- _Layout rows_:
────────

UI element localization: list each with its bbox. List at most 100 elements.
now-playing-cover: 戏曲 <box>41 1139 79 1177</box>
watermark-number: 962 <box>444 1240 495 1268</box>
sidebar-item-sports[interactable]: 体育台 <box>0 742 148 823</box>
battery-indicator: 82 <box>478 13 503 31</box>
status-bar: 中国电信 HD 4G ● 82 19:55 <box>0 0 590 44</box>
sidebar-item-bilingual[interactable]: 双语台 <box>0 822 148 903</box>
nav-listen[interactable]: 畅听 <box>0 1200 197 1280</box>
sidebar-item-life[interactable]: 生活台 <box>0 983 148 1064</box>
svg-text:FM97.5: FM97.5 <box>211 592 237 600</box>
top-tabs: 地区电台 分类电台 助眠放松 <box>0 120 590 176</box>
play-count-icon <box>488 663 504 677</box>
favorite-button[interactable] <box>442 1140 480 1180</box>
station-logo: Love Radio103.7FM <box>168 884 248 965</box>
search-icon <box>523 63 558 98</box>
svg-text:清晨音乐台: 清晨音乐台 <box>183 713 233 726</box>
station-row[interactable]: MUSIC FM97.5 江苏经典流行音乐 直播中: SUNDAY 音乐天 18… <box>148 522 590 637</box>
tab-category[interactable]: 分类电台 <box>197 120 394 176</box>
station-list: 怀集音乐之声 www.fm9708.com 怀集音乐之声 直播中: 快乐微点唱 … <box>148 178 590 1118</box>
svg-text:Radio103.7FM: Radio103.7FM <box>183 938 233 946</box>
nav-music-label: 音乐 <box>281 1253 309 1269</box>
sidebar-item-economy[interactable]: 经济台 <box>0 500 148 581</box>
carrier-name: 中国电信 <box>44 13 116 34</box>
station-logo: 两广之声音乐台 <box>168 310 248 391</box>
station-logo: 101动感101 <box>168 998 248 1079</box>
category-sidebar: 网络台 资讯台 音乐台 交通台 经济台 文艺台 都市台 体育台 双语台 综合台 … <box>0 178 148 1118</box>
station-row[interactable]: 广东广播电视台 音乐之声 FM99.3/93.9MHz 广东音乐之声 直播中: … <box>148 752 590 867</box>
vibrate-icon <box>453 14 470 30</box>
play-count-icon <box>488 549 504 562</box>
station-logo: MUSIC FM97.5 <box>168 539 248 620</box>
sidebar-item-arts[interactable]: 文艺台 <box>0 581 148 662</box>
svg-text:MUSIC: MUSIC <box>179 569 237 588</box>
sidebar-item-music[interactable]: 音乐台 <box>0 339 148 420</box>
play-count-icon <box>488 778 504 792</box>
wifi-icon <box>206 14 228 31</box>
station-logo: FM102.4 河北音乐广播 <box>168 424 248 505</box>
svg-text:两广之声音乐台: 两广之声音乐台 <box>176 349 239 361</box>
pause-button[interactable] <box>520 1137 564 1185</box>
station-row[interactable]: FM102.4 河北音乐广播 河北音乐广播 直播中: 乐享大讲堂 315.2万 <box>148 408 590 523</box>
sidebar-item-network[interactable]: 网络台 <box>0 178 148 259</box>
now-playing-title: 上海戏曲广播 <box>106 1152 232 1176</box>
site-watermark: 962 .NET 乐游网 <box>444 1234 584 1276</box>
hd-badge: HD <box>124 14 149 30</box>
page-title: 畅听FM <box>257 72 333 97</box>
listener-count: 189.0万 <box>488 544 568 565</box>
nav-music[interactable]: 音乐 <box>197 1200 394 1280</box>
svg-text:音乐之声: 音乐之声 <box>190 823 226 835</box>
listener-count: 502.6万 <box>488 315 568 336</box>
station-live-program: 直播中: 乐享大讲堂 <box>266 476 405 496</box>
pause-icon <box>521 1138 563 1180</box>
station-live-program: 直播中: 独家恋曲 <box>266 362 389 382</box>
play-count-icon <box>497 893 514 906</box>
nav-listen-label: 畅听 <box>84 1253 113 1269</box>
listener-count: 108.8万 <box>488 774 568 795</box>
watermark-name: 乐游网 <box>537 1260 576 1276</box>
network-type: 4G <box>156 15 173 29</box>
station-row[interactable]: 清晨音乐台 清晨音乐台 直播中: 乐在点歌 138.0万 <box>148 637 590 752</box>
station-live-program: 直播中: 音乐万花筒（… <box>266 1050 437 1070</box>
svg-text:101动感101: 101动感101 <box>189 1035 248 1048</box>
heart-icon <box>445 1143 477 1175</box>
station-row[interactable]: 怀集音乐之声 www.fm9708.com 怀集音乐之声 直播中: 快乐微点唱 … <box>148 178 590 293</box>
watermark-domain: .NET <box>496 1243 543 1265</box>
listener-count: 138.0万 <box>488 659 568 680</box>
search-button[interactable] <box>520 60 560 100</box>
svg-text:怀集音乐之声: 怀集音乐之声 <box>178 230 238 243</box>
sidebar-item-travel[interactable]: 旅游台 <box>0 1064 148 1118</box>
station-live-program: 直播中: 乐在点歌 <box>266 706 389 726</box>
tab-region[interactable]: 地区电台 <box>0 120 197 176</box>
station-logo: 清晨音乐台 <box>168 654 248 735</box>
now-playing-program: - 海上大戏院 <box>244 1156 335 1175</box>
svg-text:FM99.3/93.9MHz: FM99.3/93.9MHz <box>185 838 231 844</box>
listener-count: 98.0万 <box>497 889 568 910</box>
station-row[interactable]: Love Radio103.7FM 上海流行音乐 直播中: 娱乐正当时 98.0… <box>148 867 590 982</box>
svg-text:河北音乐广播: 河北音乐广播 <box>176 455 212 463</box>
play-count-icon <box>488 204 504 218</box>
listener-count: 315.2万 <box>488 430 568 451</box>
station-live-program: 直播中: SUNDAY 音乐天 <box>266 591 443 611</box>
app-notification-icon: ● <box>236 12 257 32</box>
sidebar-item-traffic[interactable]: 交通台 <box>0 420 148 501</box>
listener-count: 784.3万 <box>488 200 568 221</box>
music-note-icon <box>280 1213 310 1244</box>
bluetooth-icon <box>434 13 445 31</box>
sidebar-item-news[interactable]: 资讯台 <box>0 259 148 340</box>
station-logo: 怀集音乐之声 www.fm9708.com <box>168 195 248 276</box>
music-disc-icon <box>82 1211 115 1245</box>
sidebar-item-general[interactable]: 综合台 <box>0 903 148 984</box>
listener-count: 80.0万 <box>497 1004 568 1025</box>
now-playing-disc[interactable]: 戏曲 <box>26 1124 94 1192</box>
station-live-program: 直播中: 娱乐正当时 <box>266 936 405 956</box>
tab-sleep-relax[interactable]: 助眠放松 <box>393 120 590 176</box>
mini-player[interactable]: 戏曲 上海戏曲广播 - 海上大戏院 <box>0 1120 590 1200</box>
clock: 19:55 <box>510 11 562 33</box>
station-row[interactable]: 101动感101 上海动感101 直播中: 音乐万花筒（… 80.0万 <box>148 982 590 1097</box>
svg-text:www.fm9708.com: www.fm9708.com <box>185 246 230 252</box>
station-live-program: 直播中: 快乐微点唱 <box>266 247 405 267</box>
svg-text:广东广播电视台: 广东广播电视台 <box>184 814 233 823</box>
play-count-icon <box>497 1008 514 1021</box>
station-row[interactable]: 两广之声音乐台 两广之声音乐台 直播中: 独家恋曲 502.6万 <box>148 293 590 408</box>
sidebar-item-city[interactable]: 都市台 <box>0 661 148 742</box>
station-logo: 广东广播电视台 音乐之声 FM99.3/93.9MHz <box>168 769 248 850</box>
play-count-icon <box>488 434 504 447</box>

────────

- _Exercise description_: Please rewrite the rows above, changing every "play-count-icon" to "listener-count-icon" and leaving everything else unchanged.

- _Exercise solution_:
UI element localization: list each with its bbox. List at most 100 elements.
now-playing-cover: 戏曲 <box>41 1139 79 1177</box>
watermark-number: 962 <box>444 1240 495 1268</box>
sidebar-item-sports[interactable]: 体育台 <box>0 742 148 823</box>
battery-indicator: 82 <box>478 13 503 31</box>
status-bar: 中国电信 HD 4G ● 82 19:55 <box>0 0 590 44</box>
sidebar-item-bilingual[interactable]: 双语台 <box>0 822 148 903</box>
nav-listen[interactable]: 畅听 <box>0 1200 197 1280</box>
sidebar-item-life[interactable]: 生活台 <box>0 983 148 1064</box>
svg-text:FM97.5: FM97.5 <box>211 592 237 600</box>
top-tabs: 地区电台 分类电台 助眠放松 <box>0 120 590 176</box>
listener-count-icon <box>488 663 504 677</box>
favorite-button[interactable] <box>442 1140 480 1180</box>
station-logo: Love Radio103.7FM <box>168 884 248 965</box>
search-icon <box>523 63 558 98</box>
svg-text:清晨音乐台: 清晨音乐台 <box>183 713 233 726</box>
station-row[interactable]: MUSIC FM97.5 江苏经典流行音乐 直播中: SUNDAY 音乐天 18… <box>148 522 590 637</box>
tab-category[interactable]: 分类电台 <box>197 120 394 176</box>
station-list: 怀集音乐之声 www.fm9708.com 怀集音乐之声 直播中: 快乐微点唱 … <box>148 178 590 1118</box>
svg-text:Radio103.7FM: Radio103.7FM <box>183 938 233 946</box>
nav-music-label: 音乐 <box>281 1253 309 1269</box>
sidebar-item-economy[interactable]: 经济台 <box>0 500 148 581</box>
carrier-name: 中国电信 <box>44 13 116 34</box>
station-logo: 两广之声音乐台 <box>168 310 248 391</box>
station-logo: 101动感101 <box>168 998 248 1079</box>
category-sidebar: 网络台 资讯台 音乐台 交通台 经济台 文艺台 都市台 体育台 双语台 综合台 … <box>0 178 148 1118</box>
station-row[interactable]: 广东广播电视台 音乐之声 FM99.3/93.9MHz 广东音乐之声 直播中: … <box>148 752 590 867</box>
vibrate-icon <box>453 14 470 30</box>
listener-count-icon <box>488 549 504 562</box>
station-logo: MUSIC FM97.5 <box>168 539 248 620</box>
sidebar-item-arts[interactable]: 文艺台 <box>0 581 148 662</box>
svg-text:MUSIC: MUSIC <box>179 569 237 588</box>
sidebar-item-music[interactable]: 音乐台 <box>0 339 148 420</box>
listener-count-icon <box>488 778 504 792</box>
wifi-icon <box>206 14 228 31</box>
station-logo: FM102.4 河北音乐广播 <box>168 424 248 505</box>
svg-text:两广之声音乐台: 两广之声音乐台 <box>176 349 239 361</box>
pause-button[interactable] <box>520 1137 564 1185</box>
station-row[interactable]: FM102.4 河北音乐广播 河北音乐广播 直播中: 乐享大讲堂 315.2万 <box>148 408 590 523</box>
sidebar-item-network[interactable]: 网络台 <box>0 178 148 259</box>
now-playing-title: 上海戏曲广播 <box>106 1152 232 1176</box>
site-watermark: 962 .NET 乐游网 <box>444 1234 584 1276</box>
hd-badge: HD <box>124 14 149 30</box>
page-title: 畅听FM <box>257 72 333 97</box>
listener-count: 189.0万 <box>488 544 568 565</box>
nav-music[interactable]: 音乐 <box>197 1200 394 1280</box>
svg-text:音乐之声: 音乐之声 <box>190 823 226 835</box>
listener-count: 502.6万 <box>488 315 568 336</box>
station-live-program: 直播中: 乐享大讲堂 <box>266 476 405 496</box>
pause-icon <box>521 1138 563 1180</box>
station-live-program: 直播中: 独家恋曲 <box>266 362 389 382</box>
listener-count-icon <box>497 893 514 906</box>
nav-listen-label: 畅听 <box>84 1253 113 1269</box>
listener-count: 108.8万 <box>488 774 568 795</box>
watermark-name: 乐游网 <box>537 1260 576 1276</box>
network-type: 4G <box>156 15 173 29</box>
station-row[interactable]: 清晨音乐台 清晨音乐台 直播中: 乐在点歌 138.0万 <box>148 637 590 752</box>
station-live-program: 直播中: 音乐万花筒（… <box>266 1050 437 1070</box>
svg-text:101动感101: 101动感101 <box>189 1035 248 1048</box>
heart-icon <box>445 1143 477 1175</box>
station-row[interactable]: 怀集音乐之声 www.fm9708.com 怀集音乐之声 直播中: 快乐微点唱 … <box>148 178 590 293</box>
watermark-domain: .NET <box>496 1243 543 1265</box>
listener-count: 138.0万 <box>488 659 568 680</box>
search-button[interactable] <box>520 60 560 100</box>
svg-text:怀集音乐之声: 怀集音乐之声 <box>178 230 238 243</box>
sidebar-item-travel[interactable]: 旅游台 <box>0 1064 148 1118</box>
station-live-program: 直播中: 乐在点歌 <box>266 706 389 726</box>
tab-region[interactable]: 地区电台 <box>0 120 197 176</box>
station-logo: 清晨音乐台 <box>168 654 248 735</box>
now-playing-program: - 海上大戏院 <box>244 1156 335 1175</box>
svg-text:FM99.3/93.9MHz: FM99.3/93.9MHz <box>185 838 231 844</box>
listener-count: 98.0万 <box>497 889 568 910</box>
station-row[interactable]: Love Radio103.7FM 上海流行音乐 直播中: 娱乐正当时 98.0… <box>148 867 590 982</box>
svg-text:河北音乐广播: 河北音乐广播 <box>176 455 212 463</box>
listener-count-icon <box>488 204 504 218</box>
listener-count: 315.2万 <box>488 430 568 451</box>
station-live-program: 直播中: SUNDAY 音乐天 <box>266 591 443 611</box>
app-notification-icon: ● <box>236 12 257 32</box>
sidebar-item-traffic[interactable]: 交通台 <box>0 420 148 501</box>
listener-count: 784.3万 <box>488 200 568 221</box>
music-note-icon <box>280 1213 310 1244</box>
bluetooth-icon <box>434 13 445 31</box>
sidebar-item-news[interactable]: 资讯台 <box>0 259 148 340</box>
station-logo: 怀集音乐之声 www.fm9708.com <box>168 195 248 276</box>
music-disc-icon <box>82 1211 115 1245</box>
sidebar-item-general[interactable]: 综合台 <box>0 903 148 984</box>
listener-count: 80.0万 <box>497 1004 568 1025</box>
now-playing-disc[interactable]: 戏曲 <box>26 1124 94 1192</box>
station-live-program: 直播中: 娱乐正当时 <box>266 936 405 956</box>
tab-sleep-relax[interactable]: 助眠放松 <box>393 120 590 176</box>
mini-player[interactable]: 戏曲 上海戏曲广播 - 海上大戏院 <box>0 1120 590 1200</box>
clock: 19:55 <box>510 11 562 33</box>
station-row[interactable]: 101动感101 上海动感101 直播中: 音乐万花筒（… 80.0万 <box>148 982 590 1097</box>
svg-text:www.fm9708.com: www.fm9708.com <box>185 246 230 252</box>
station-live-program: 直播中: 快乐微点唱 <box>266 247 405 267</box>
svg-text:广东广播电视台: 广东广播电视台 <box>184 814 233 823</box>
listener-count-icon <box>497 1008 514 1021</box>
station-row[interactable]: 两广之声音乐台 两广之声音乐台 直播中: 独家恋曲 502.6万 <box>148 293 590 408</box>
sidebar-item-city[interactable]: 都市台 <box>0 661 148 742</box>
station-logo: 广东广播电视台 音乐之声 FM99.3/93.9MHz <box>168 769 248 850</box>
listener-count-icon <box>488 434 504 447</box>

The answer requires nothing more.